▶ [Information supplied]:
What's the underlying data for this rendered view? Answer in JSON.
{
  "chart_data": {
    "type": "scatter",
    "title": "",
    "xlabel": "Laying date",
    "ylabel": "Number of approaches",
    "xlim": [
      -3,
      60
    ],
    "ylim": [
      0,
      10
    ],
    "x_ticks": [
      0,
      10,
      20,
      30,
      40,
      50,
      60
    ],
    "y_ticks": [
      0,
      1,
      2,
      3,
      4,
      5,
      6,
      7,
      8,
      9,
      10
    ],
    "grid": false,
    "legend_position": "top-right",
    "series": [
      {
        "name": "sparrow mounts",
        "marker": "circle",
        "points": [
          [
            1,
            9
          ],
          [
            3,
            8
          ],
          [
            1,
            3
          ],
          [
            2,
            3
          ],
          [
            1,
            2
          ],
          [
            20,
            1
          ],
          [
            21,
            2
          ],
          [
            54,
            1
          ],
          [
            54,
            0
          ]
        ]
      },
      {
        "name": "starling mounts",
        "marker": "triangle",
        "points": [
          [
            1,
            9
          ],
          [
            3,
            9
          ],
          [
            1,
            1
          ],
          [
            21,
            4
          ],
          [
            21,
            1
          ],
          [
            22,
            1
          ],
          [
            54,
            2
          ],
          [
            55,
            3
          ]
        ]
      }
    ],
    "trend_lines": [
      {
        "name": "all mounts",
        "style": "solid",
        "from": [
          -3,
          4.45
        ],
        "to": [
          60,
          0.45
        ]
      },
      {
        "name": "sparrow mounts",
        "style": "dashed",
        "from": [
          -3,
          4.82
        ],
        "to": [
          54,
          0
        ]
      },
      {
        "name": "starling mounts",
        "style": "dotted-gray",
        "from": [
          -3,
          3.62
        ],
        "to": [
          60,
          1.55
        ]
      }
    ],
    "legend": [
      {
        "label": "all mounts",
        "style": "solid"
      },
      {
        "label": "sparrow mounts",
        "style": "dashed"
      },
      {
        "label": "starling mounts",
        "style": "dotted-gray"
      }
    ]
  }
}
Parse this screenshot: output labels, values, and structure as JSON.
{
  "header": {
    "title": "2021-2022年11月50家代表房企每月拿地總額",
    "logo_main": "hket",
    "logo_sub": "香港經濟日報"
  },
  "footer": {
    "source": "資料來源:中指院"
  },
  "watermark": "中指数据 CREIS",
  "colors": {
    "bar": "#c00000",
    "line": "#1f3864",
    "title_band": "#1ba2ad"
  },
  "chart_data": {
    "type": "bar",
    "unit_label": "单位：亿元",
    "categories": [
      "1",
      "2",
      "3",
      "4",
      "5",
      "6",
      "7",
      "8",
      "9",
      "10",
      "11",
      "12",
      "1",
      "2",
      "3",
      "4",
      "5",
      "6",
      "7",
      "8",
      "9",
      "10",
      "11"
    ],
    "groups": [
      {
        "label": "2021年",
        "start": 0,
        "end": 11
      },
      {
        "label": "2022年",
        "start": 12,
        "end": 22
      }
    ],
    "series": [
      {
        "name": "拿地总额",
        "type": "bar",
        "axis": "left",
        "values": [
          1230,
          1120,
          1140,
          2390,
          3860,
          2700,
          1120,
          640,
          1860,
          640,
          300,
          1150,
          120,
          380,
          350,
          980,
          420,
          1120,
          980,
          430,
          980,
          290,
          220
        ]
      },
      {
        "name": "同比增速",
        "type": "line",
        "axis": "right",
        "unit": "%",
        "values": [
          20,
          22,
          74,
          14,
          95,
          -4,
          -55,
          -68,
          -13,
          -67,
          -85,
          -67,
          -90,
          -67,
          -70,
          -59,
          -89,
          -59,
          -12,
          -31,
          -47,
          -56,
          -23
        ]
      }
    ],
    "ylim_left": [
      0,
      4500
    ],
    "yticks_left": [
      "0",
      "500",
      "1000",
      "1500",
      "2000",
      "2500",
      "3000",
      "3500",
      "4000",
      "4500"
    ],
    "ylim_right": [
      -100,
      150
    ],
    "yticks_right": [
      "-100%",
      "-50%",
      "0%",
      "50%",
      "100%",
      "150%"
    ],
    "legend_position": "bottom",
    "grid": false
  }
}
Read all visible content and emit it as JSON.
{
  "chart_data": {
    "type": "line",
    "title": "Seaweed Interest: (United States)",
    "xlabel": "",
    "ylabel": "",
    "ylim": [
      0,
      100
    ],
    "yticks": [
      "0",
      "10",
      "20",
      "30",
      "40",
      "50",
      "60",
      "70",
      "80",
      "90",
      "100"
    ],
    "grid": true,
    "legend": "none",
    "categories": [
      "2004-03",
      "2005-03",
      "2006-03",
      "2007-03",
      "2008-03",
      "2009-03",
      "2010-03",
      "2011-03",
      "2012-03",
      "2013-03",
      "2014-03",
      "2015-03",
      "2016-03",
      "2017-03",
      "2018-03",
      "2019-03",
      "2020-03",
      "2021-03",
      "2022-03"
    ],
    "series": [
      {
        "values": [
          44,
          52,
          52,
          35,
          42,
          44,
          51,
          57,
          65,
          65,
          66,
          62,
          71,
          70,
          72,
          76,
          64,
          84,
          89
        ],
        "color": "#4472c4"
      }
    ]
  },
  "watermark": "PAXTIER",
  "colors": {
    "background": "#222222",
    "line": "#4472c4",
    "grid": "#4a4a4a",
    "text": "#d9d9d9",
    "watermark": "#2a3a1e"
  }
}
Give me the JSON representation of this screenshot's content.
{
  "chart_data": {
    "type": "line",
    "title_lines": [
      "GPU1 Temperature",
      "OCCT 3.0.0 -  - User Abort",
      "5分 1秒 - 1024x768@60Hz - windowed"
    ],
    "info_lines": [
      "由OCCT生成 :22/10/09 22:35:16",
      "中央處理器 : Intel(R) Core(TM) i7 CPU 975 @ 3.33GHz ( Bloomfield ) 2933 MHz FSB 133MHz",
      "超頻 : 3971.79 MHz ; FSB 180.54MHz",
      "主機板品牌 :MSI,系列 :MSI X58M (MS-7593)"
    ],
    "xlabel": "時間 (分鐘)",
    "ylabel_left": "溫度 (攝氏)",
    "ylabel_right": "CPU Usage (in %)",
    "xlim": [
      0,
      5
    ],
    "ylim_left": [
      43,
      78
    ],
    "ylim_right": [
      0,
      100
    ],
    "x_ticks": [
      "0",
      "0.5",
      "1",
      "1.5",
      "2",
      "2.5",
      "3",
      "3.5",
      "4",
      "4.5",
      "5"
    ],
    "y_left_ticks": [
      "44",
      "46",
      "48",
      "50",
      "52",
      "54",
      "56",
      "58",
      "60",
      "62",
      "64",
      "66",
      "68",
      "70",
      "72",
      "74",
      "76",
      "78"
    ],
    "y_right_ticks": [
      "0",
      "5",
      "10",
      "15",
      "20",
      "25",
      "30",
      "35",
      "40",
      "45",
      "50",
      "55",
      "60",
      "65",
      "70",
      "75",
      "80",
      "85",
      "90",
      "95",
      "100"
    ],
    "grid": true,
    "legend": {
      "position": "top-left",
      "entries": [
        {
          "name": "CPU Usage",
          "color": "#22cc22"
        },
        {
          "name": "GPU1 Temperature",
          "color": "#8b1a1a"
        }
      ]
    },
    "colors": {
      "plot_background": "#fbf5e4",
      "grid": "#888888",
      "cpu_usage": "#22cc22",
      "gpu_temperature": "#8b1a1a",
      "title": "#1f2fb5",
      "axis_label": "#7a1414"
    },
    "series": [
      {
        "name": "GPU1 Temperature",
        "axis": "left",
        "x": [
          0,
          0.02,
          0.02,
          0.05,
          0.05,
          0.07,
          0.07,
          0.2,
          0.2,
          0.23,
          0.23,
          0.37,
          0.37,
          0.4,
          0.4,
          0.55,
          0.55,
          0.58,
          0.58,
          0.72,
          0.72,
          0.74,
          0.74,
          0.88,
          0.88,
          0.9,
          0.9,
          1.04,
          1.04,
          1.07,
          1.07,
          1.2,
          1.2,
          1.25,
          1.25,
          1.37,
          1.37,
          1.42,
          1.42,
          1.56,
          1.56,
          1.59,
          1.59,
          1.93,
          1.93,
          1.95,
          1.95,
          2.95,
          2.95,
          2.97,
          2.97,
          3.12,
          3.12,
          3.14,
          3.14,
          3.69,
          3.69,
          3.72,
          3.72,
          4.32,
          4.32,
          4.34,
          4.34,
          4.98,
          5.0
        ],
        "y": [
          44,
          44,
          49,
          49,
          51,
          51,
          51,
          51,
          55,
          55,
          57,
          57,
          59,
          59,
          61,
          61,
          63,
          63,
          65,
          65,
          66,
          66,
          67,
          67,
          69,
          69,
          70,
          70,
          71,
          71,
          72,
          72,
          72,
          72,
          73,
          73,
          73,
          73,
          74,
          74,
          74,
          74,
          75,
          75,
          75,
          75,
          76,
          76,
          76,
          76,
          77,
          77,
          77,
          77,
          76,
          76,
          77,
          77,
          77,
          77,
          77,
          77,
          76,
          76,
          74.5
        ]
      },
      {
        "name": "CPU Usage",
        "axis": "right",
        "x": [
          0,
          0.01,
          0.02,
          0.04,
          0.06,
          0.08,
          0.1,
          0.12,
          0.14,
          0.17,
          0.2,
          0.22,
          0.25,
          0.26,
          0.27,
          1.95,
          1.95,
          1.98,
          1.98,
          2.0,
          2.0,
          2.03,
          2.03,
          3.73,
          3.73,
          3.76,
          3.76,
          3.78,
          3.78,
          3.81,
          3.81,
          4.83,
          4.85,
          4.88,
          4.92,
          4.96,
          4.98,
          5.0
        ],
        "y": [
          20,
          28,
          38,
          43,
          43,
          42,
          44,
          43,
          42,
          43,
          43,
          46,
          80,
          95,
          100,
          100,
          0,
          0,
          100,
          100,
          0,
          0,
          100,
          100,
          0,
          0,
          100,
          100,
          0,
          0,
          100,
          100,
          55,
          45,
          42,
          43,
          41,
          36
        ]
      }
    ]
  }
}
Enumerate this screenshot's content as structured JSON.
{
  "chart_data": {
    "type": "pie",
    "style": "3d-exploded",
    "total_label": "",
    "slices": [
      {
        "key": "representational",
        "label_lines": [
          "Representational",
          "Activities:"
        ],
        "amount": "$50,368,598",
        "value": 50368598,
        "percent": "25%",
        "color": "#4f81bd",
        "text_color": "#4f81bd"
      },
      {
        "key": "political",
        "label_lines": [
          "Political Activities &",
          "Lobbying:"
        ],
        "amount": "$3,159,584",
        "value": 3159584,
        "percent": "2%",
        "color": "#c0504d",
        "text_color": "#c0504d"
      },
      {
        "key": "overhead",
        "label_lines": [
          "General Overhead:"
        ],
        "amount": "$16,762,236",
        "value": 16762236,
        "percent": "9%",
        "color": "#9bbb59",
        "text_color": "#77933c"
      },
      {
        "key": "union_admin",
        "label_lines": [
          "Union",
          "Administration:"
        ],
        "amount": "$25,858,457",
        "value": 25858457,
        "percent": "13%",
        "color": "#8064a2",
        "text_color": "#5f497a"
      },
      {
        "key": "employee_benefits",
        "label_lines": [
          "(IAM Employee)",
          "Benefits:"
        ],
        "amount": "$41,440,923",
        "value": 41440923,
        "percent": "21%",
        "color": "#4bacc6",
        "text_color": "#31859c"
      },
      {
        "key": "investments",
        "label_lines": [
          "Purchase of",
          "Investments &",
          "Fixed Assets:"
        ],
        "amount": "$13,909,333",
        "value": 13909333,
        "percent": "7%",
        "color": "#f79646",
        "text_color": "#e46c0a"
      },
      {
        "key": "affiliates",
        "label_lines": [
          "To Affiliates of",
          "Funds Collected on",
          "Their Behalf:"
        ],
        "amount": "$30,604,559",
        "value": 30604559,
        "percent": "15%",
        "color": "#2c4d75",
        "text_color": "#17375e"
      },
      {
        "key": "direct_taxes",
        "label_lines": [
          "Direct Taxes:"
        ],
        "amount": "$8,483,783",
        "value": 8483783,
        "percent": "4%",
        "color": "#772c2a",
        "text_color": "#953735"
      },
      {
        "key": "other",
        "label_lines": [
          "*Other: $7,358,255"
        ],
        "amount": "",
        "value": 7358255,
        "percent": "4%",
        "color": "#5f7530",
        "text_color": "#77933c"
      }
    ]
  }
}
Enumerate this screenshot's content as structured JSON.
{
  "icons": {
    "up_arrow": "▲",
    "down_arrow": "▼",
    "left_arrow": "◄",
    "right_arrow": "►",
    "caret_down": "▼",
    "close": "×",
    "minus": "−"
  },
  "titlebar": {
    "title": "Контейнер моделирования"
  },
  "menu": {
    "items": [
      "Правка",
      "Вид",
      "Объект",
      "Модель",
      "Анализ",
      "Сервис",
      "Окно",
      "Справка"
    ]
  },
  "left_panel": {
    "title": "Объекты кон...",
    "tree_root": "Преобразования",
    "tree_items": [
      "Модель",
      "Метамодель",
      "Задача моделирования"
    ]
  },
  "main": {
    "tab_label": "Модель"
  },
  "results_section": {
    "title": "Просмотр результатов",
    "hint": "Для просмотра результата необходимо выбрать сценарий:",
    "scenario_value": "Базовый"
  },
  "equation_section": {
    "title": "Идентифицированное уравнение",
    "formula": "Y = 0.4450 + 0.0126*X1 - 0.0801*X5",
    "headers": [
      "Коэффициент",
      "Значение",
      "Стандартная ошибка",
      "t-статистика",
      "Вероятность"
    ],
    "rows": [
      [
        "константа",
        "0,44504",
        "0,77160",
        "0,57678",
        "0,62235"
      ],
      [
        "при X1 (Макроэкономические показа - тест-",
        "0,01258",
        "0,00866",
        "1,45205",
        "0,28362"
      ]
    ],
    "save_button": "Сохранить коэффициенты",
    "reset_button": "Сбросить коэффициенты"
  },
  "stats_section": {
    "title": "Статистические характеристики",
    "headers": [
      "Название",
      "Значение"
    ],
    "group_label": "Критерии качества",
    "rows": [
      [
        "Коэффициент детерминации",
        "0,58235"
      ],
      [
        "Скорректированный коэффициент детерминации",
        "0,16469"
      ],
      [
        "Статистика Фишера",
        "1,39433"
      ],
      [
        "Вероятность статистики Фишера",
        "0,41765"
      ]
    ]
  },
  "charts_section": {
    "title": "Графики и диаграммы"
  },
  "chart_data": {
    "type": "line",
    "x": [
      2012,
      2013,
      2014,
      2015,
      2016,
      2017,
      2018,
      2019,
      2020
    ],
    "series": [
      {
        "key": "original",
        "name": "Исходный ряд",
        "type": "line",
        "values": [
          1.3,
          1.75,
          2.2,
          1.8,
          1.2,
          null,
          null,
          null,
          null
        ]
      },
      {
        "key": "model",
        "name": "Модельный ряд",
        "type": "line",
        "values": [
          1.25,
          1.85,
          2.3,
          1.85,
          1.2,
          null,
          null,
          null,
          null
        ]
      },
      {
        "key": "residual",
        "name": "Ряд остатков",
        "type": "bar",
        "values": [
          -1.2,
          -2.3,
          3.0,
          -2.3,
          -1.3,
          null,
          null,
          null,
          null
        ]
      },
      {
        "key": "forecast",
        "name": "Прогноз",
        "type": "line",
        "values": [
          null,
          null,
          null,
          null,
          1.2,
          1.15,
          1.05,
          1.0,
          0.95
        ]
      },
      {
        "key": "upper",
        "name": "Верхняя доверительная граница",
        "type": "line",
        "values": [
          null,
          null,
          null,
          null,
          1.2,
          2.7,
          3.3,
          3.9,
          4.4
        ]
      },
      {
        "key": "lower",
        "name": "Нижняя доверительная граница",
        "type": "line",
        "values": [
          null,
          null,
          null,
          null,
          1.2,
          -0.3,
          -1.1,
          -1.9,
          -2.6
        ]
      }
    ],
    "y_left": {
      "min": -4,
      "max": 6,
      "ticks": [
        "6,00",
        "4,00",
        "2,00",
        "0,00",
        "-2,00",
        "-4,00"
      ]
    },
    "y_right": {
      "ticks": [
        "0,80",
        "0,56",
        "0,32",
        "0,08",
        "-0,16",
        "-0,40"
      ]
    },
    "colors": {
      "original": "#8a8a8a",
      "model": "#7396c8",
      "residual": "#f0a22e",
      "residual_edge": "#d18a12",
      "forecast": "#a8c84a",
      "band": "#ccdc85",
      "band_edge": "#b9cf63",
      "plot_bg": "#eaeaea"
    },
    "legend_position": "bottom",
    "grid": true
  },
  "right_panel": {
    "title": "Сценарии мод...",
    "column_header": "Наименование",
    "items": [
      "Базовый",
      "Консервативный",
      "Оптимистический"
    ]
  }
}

▶ [Goal]: Locate each line containing the string "amount" and show it.

▶ [Reply to the exercise]:
        "amount": "$50,368,598",
        "amount": "$3,159,584",
        "amount": "$16,762,236",
        "amount": "$25,858,457",
        "amount": "$41,440,923",
        "amount": "$13,909,333",
        "amount": "$30,604,559",
        "amount": "$8,483,783",
        "amount": "",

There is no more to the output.